Request: Look through the material below and count the lines with the string "retail". Report only the count.

Records:
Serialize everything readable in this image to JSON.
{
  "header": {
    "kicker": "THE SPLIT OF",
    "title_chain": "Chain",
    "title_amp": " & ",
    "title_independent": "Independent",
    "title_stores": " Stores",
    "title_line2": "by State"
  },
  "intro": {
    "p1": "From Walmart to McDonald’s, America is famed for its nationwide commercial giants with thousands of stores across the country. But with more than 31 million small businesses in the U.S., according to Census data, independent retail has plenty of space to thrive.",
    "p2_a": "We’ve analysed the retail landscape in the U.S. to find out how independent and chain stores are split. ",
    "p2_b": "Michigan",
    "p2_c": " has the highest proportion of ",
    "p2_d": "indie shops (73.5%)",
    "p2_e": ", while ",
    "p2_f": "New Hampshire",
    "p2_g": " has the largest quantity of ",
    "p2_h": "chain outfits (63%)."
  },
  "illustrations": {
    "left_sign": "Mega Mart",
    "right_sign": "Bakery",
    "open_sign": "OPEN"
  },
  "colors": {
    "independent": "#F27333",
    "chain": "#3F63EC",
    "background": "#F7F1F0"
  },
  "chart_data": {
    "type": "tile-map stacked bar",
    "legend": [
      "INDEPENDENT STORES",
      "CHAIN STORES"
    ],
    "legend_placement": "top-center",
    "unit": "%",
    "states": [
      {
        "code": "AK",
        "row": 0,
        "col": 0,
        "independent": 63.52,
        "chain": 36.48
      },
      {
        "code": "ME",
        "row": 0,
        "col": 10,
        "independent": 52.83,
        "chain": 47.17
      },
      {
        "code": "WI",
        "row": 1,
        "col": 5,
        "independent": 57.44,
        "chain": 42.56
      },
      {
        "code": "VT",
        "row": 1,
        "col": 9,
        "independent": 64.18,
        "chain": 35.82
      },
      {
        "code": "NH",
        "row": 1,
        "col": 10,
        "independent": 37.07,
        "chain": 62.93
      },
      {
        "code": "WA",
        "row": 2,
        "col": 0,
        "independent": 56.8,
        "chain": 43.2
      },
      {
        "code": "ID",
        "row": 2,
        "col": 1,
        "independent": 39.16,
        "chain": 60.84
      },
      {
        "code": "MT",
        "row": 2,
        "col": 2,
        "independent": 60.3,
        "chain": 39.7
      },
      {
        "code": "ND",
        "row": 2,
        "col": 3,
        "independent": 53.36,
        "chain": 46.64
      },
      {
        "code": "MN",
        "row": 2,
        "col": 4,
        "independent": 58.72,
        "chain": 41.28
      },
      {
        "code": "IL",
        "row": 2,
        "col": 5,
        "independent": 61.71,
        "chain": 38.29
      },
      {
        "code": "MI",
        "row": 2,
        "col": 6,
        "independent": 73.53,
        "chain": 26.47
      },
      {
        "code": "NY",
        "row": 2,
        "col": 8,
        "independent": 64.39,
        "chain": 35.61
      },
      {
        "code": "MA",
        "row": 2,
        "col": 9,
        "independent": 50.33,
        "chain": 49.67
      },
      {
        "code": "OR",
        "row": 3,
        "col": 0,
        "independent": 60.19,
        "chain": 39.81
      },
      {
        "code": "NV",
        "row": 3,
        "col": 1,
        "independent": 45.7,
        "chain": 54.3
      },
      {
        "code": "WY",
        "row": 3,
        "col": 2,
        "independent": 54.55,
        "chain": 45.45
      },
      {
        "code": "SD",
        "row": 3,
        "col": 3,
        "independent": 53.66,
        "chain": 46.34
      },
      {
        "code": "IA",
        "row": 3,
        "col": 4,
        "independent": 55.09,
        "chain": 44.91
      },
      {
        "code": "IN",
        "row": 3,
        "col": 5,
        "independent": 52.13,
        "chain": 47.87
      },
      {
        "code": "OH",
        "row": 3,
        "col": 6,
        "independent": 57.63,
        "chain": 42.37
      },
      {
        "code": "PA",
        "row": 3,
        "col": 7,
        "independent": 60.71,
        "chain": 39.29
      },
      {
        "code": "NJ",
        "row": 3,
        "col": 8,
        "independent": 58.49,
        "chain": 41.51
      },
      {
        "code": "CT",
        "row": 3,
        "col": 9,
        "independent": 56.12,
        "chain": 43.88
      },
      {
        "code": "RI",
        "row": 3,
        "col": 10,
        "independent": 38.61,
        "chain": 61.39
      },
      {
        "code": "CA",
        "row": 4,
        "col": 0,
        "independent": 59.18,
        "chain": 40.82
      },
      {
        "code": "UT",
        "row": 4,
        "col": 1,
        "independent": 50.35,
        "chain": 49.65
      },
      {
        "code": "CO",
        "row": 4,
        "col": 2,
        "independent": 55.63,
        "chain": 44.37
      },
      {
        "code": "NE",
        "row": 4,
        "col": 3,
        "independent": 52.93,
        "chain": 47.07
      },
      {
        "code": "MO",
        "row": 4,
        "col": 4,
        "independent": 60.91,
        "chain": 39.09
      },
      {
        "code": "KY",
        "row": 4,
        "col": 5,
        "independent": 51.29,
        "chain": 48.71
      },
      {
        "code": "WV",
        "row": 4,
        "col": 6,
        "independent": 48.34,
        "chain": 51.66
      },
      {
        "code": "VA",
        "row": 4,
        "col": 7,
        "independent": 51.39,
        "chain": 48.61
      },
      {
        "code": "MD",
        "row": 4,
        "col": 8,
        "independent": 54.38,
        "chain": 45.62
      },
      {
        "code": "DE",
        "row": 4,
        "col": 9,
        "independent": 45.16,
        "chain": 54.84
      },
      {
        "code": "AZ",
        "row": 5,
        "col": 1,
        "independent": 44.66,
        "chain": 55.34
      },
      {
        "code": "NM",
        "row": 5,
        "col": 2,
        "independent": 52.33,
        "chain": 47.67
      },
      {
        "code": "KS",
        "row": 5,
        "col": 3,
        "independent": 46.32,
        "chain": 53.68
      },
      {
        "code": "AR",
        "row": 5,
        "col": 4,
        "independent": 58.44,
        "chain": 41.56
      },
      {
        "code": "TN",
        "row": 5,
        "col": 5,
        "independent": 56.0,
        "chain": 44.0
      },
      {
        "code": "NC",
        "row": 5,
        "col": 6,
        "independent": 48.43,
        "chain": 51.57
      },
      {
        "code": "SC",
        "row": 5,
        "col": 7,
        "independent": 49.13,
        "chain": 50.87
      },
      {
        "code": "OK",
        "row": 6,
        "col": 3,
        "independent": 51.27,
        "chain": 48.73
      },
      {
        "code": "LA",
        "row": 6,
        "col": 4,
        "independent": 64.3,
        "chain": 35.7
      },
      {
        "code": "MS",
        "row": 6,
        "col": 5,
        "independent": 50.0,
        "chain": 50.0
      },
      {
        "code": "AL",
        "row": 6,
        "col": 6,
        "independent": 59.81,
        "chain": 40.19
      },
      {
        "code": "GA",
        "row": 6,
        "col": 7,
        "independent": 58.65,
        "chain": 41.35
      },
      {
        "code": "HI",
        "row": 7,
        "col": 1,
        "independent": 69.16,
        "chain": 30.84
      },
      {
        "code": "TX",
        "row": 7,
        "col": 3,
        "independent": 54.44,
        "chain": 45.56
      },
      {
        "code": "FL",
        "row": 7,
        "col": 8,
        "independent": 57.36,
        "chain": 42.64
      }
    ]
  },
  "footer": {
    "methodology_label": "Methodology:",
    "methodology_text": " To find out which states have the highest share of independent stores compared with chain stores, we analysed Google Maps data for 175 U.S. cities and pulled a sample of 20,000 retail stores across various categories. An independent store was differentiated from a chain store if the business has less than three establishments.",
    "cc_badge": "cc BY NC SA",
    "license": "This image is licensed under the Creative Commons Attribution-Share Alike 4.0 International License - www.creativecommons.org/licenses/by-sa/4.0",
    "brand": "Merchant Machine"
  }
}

Expected answer: 3